Stored data entries:
——————————
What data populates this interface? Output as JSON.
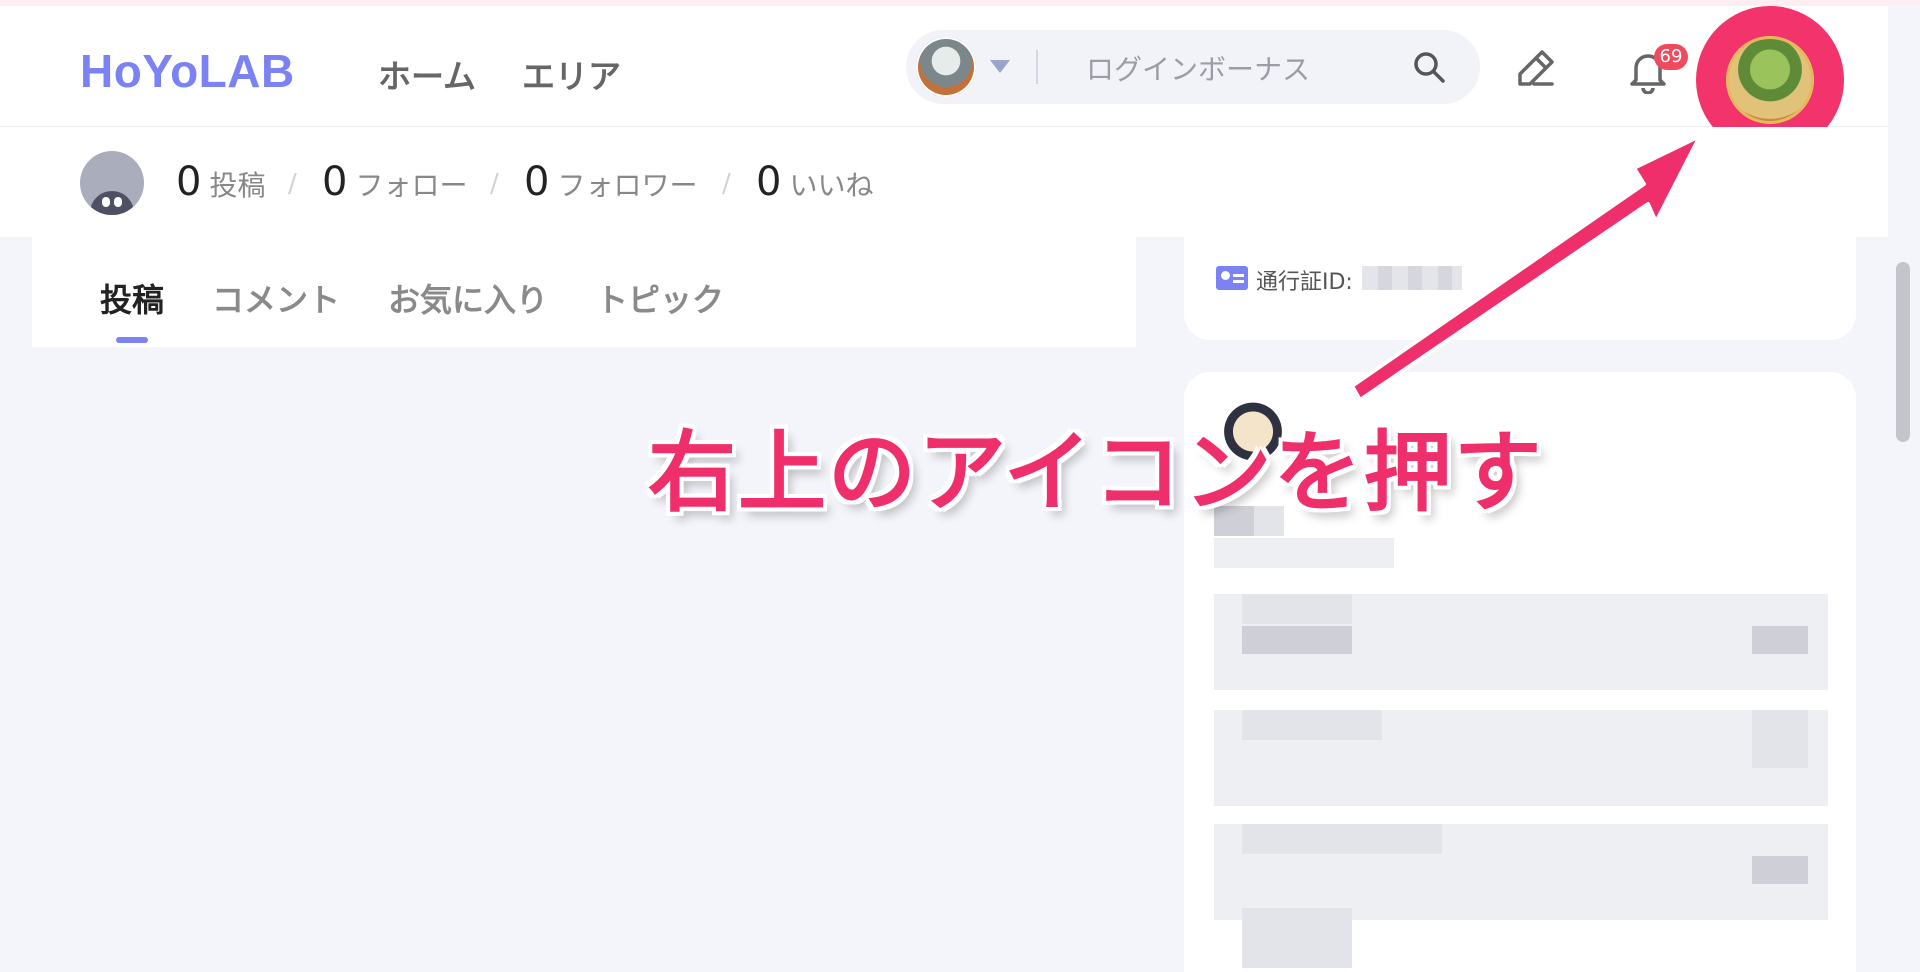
{
  "header": {
    "logo": "HoYoLAB",
    "nav": [
      "ホーム",
      "エリア"
    ],
    "search_placeholder": "ログインボーナス",
    "notification_count": "69"
  },
  "stats": [
    {
      "value": "0",
      "label": "投稿"
    },
    {
      "value": "0",
      "label": "フォロー"
    },
    {
      "value": "0",
      "label": "フォロワー"
    },
    {
      "value": "0",
      "label": "いいね"
    }
  ],
  "tabs": [
    "投稿",
    "コメント",
    "お気に入り",
    "トピック"
  ],
  "profile": {
    "id_label": "通行証ID:"
  },
  "annotation": {
    "text": "右上のアイコンを押す",
    "color": "#ee2f6b"
  },
  "colors": {
    "brand": "#7a82f4",
    "highlight": "#f3336b",
    "badge": "#ef4a5e"
  }
}
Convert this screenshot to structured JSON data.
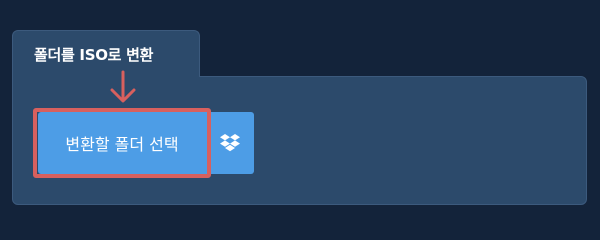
{
  "panel": {
    "title": "폴더를 ISO로 변환"
  },
  "actions": {
    "select_folder_label": "변환할 폴더 선택",
    "dropbox_icon": "dropbox-icon"
  },
  "annotation": {
    "highlight_color": "#d8605e",
    "arrow_icon": "arrow-down-icon"
  },
  "colors": {
    "background": "#13233a",
    "panel": "#2c4a6b",
    "button": "#4d9de6"
  }
}
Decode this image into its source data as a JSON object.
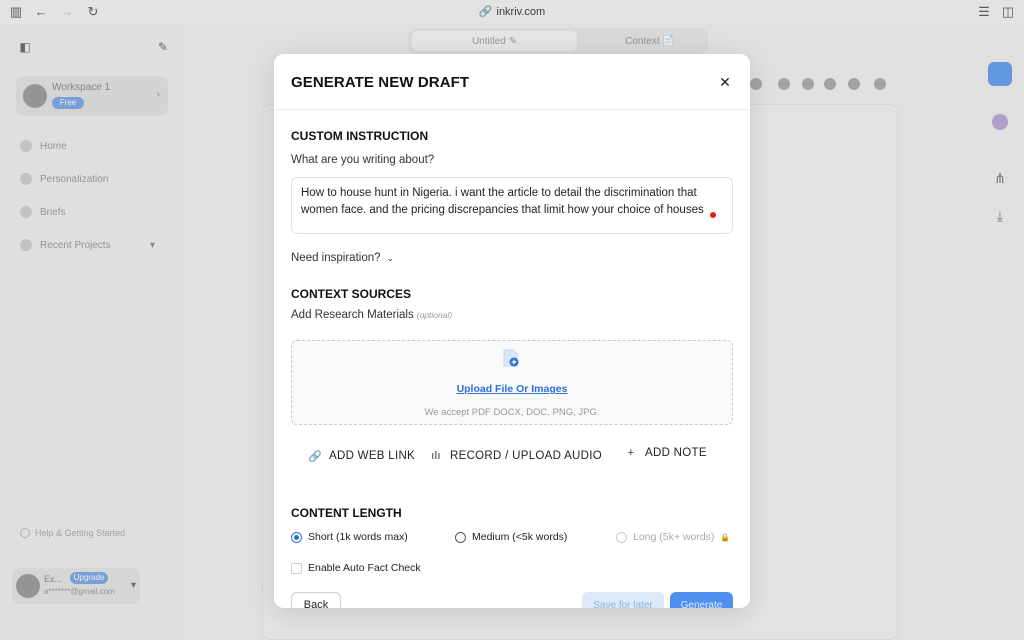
{
  "browser": {
    "url": "inkriv.com"
  },
  "app": {
    "workspace": {
      "name": "Workspace 1",
      "badge": "Free"
    },
    "nav": [
      {
        "label": "Home"
      },
      {
        "label": "Personalization"
      },
      {
        "label": "Briefs"
      },
      {
        "label": "Recent Projects"
      }
    ],
    "help_label": "Help & Getting Started",
    "user": {
      "name": "Ex...",
      "email": "a*******@gmail.com",
      "badge": "Upgrade"
    },
    "tabs": [
      {
        "label": "Untitled ✎"
      },
      {
        "label": "Context 📄"
      }
    ]
  },
  "modal": {
    "title": "GENERATE NEW DRAFT",
    "custom_instruction": {
      "heading": "CUSTOM INSTRUCTION",
      "question": "What are you writing about?",
      "value": "How to house hunt in Nigeria. i want the article to detail the discrimination that women face. and the pricing discrepancies that limit how your choice of houses"
    },
    "inspiration_label": "Need inspiration?",
    "context_sources": {
      "heading": "CONTEXT SOURCES",
      "label": "Add Research Materials",
      "optional": "(optional)",
      "upload_link": "Upload File Or Images",
      "accepted": "We accept PDF DOCX, DOC, PNG, JPG."
    },
    "actions": [
      {
        "label": "ADD WEB LINK",
        "icon": "link-icon"
      },
      {
        "label": "RECORD / UPLOAD AUDIO",
        "icon": "audio-waveform-icon"
      },
      {
        "label": "ADD NOTE",
        "icon": "plus-icon"
      }
    ],
    "content_length": {
      "heading": "CONTENT LENGTH",
      "options": [
        {
          "label": "Short (1k words max)",
          "selected": true,
          "disabled": false
        },
        {
          "label": "Medium (<5k words)",
          "selected": false,
          "disabled": false
        },
        {
          "label": "Long (5k+ words)",
          "selected": false,
          "disabled": true
        }
      ]
    },
    "fact_check_label": "Enable Auto Fact Check",
    "buttons": {
      "back": "Back",
      "save_later": "Save for later",
      "generate": "Generate"
    },
    "colors": {
      "accent": "#2f6fd6",
      "primary_button": "#4f8ff0",
      "recording_dot": "#e0241b"
    }
  }
}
——————————
> WRITTEN INSTRUCTION
Pick each line holding the word "words" out of the listing.

> SOLUTION FOR THIS PROBLEM
          "label": "Short (1k words max)",
          "label": "Medium (<5k words)",
          "label": "Long (5k+ words)",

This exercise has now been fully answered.